:: TASKS FOR THIS EXERCISE ::
(1) From the passage on frame region signatures, extract everything from "In one embodiment, processing logic generates" down to "least significant bits.".
(2) In the passage on frame region signatures, which bits can be left out when the signature for one region is created?
== EXTRACT TO READ ==
In one embodiment, processing logic generates a signature for a region without using all data of the one region. For example, in one embodiment, the signature for one region is created without using the least significant bits.
Next, processing logic compares the signature for each region of the current frame of the image data to a signature of a corresponding region of one or more previous frames (processing block 202). In one embodiment, processing logic compares the signatures of only a subset of all regions in the frame. In one embodiment, the regions include a region of the left eye frame and a region of a right eye frame, and a signature for the region on the left eye frame is compared with a corresponding region of a previous left eye frame and a signature for the region of the right eye frame is compared with a signature of the corresponding region of a previous right eye frame, in order to determine if a change has occurred. In one embodiment, the regions includes interlaced regions with odd and even regions of the current frame, and processing logic compares a signature for an odd region with a signature of a corresponding odd region in a previous frame and compares a signature for an even region with a signature of a corresponding even region of a previous frame, in order to determine if a change has occurred between the current frame and image data of a previous frame or frames. In one embodiment, pixel data of one region is split into coarse data and fine data, and processing logic compares signatures: a signature associated with the coarse data of a region in a current frame and a signature associated with the fine data of the a region in the current frame with signatures associated with coarse and fine data of a corresponding region of a previous frame to determine whether to prevent transmission of the one region to the data sink.
===
== RAW RECORDS ==
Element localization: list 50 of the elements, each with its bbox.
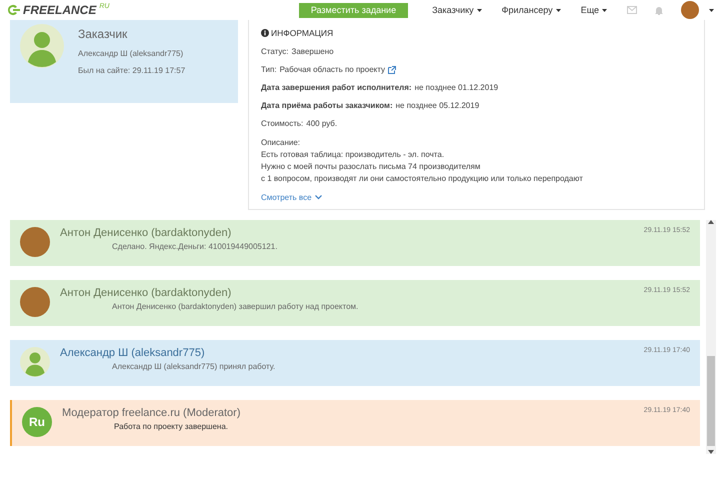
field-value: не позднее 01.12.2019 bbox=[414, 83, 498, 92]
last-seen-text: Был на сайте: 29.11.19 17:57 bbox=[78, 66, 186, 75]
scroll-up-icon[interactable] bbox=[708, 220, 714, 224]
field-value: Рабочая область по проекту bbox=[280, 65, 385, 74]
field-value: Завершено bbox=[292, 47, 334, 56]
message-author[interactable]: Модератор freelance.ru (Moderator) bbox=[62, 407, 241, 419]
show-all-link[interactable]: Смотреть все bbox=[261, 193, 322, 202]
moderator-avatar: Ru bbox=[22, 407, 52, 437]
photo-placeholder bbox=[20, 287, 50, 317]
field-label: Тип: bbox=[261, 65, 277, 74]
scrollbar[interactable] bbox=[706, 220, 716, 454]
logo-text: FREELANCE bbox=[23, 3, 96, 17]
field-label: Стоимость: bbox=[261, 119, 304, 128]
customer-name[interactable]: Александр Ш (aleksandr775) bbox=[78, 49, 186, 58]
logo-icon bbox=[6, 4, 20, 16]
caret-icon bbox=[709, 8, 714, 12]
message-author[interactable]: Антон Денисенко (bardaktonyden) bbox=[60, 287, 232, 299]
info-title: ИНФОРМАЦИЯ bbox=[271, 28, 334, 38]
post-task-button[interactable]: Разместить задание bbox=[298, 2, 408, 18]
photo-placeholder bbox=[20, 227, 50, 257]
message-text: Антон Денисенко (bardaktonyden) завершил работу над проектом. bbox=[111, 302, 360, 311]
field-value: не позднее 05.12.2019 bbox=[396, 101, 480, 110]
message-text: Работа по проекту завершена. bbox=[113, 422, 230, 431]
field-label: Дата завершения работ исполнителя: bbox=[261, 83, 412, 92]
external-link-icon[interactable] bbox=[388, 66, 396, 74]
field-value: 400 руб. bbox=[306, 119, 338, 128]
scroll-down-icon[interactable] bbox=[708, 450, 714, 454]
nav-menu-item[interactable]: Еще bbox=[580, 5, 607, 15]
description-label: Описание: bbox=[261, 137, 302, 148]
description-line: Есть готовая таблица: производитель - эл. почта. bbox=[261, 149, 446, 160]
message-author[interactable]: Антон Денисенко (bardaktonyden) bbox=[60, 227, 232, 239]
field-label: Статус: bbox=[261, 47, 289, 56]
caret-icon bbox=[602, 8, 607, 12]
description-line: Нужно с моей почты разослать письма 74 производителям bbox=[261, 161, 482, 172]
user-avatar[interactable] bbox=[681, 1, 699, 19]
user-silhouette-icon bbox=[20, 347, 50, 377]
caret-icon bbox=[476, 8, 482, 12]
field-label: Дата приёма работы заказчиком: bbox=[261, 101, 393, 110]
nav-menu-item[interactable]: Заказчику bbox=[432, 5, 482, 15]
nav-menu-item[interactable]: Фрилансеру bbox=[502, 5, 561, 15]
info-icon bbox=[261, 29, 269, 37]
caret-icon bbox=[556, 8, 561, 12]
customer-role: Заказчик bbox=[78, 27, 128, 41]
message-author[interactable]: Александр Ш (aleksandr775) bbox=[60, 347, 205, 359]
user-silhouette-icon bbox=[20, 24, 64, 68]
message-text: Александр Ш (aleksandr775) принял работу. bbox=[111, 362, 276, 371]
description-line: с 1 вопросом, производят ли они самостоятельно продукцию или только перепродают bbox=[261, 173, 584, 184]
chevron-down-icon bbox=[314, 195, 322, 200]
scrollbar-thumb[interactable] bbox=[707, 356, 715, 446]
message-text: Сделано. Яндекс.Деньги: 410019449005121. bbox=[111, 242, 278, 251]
===
:: THE RESPONSES ::
(1)
In one embodiment, processing logic generates a signature for a region without using all data of the one region. For example, in one embodiment, the signature for one region is created without using the least significant bits.

(2) The least significant bits.